-- Given exercise --
Each line that holds the word "Data" should be returned.

-- Entries taken from a collection --
%%

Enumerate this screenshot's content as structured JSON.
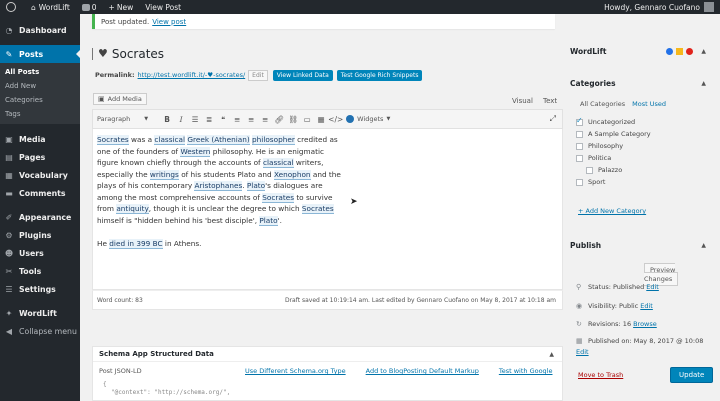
{
  "adminbar": {
    "site": "WordLift",
    "comments": "0",
    "new": "New",
    "view_post": "View Post",
    "howdy": "Howdy, Gennaro Cuofano"
  },
  "sidebar": {
    "items": [
      {
        "label": "Dashboard",
        "icon": "dashboard-icon",
        "glyph": "◔"
      },
      {
        "label": "Posts",
        "icon": "pin-icon",
        "glyph": "✎"
      },
      {
        "label": "Media",
        "icon": "media-icon",
        "glyph": "▣"
      },
      {
        "label": "Pages",
        "icon": "pages-icon",
        "glyph": "▤"
      },
      {
        "label": "Vocabulary",
        "icon": "vocabulary-icon",
        "glyph": "▦"
      },
      {
        "label": "Comments",
        "icon": "comments-icon",
        "glyph": "▬"
      },
      {
        "label": "Appearance",
        "icon": "appearance-icon",
        "glyph": "✐"
      },
      {
        "label": "Plugins",
        "icon": "plugins-icon",
        "glyph": "⚙"
      },
      {
        "label": "Users",
        "icon": "users-icon",
        "glyph": "☻"
      },
      {
        "label": "Tools",
        "icon": "tools-icon",
        "glyph": "✂"
      },
      {
        "label": "Settings",
        "icon": "settings-icon",
        "glyph": "☰"
      },
      {
        "label": "WordLift",
        "icon": "wordlift-icon",
        "glyph": "✦"
      },
      {
        "label": "Collapse menu",
        "icon": "collapse-icon",
        "glyph": "◀"
      }
    ],
    "submenu": [
      "All Posts",
      "Add New",
      "Categories",
      "Tags"
    ]
  },
  "notice": {
    "text": "Post updated.",
    "link": "View post"
  },
  "post": {
    "title": "Socrates",
    "permalink_label": "Permalink:",
    "permalink_url": "http://test.wordlift.it/-♥-socrates/",
    "edit": "Edit",
    "btn_linked": "View Linked Data",
    "btn_snippets": "Test Google Rich Snippets"
  },
  "editor": {
    "add_media": "Add Media",
    "tab_visual": "Visual",
    "tab_text": "Text",
    "format": "Paragraph",
    "widgets": "Widgets",
    "word_count": "Word count: 83",
    "draft_saved": "Draft saved at 10:19:14 am. Last edited by Gennaro Cuofano on May 8, 2017 at 10:18 am"
  },
  "content": {
    "p1": [
      {
        "t": "Socrates",
        "e": true
      },
      {
        "t": " was a "
      },
      {
        "t": "classical",
        "e": true
      },
      {
        "t": " "
      },
      {
        "t": "Greek (Athenian)",
        "e": true
      },
      {
        "t": " "
      },
      {
        "t": "philosopher",
        "e": true
      },
      {
        "t": " credited as one of the founders of "
      },
      {
        "t": "Western",
        "e": true
      },
      {
        "t": " philosophy. He is an enigmatic figure known chiefly through the accounts of "
      },
      {
        "t": "classical",
        "e": true
      },
      {
        "t": " writers, especially the "
      },
      {
        "t": "writings",
        "e": true
      },
      {
        "t": " of his students Plato and "
      },
      {
        "t": "Xenophon",
        "e": true
      },
      {
        "t": " and the plays of his contemporary "
      },
      {
        "t": "Aristophanes",
        "e": true
      },
      {
        "t": ". "
      },
      {
        "t": "Plato",
        "e": true
      },
      {
        "t": "'s dialogues are among the most comprehensive accounts of "
      },
      {
        "t": "Socrates",
        "e": true
      },
      {
        "t": " to survive from "
      },
      {
        "t": "antiquity",
        "e": true
      },
      {
        "t": ", though it is unclear the degree to which "
      },
      {
        "t": "Socrates",
        "e": true
      },
      {
        "t": " himself is \"hidden behind his 'best disciple', "
      },
      {
        "t": "Plato",
        "e": true
      },
      {
        "t": "'."
      }
    ],
    "p2": [
      {
        "t": "He "
      },
      {
        "t": "died in 399 BC",
        "e": true
      },
      {
        "t": " in Athens."
      }
    ]
  },
  "schema": {
    "title": "Schema App Structured Data",
    "label": "Post JSON-LD",
    "link1": "Use Different Schema.org Type",
    "link2": "Add to BlogPosting Default Markup",
    "link3": "Test with Google",
    "code1": "{",
    "code2": "\"@context\": \"http://schema.org/\","
  },
  "wordlift_box": {
    "title": "WordLift",
    "colors": [
      "#2271e8",
      "#f6b81c",
      "#e0231b"
    ]
  },
  "categories": {
    "title": "Categories",
    "tab_all": "All Categories",
    "tab_most": "Most Used",
    "items": [
      {
        "label": "Uncategorized",
        "checked": true,
        "child": false
      },
      {
        "label": "A Sample Category",
        "checked": false,
        "child": false
      },
      {
        "label": "Philosophy",
        "checked": false,
        "child": false
      },
      {
        "label": "Politica",
        "checked": false,
        "child": false
      },
      {
        "label": "Palazzo",
        "checked": false,
        "child": true
      },
      {
        "label": "Sport",
        "checked": false,
        "child": false
      }
    ],
    "add_new": "+ Add New Category"
  },
  "publish": {
    "title": "Publish",
    "preview": "Preview Changes",
    "status_label": "Status: Published",
    "visibility_label": "Visibility: Public",
    "revisions_label": "Revisions: 16",
    "revisions_link": "Browse",
    "published_label": "Published on: May 8, 2017 @ 10:08",
    "edit": "Edit",
    "trash": "Move to Trash",
    "update": "Update"
  }
}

%%

-- Final answer --
    "btn_linked": "View Linked Data",
    "title": "Schema App Structured Data",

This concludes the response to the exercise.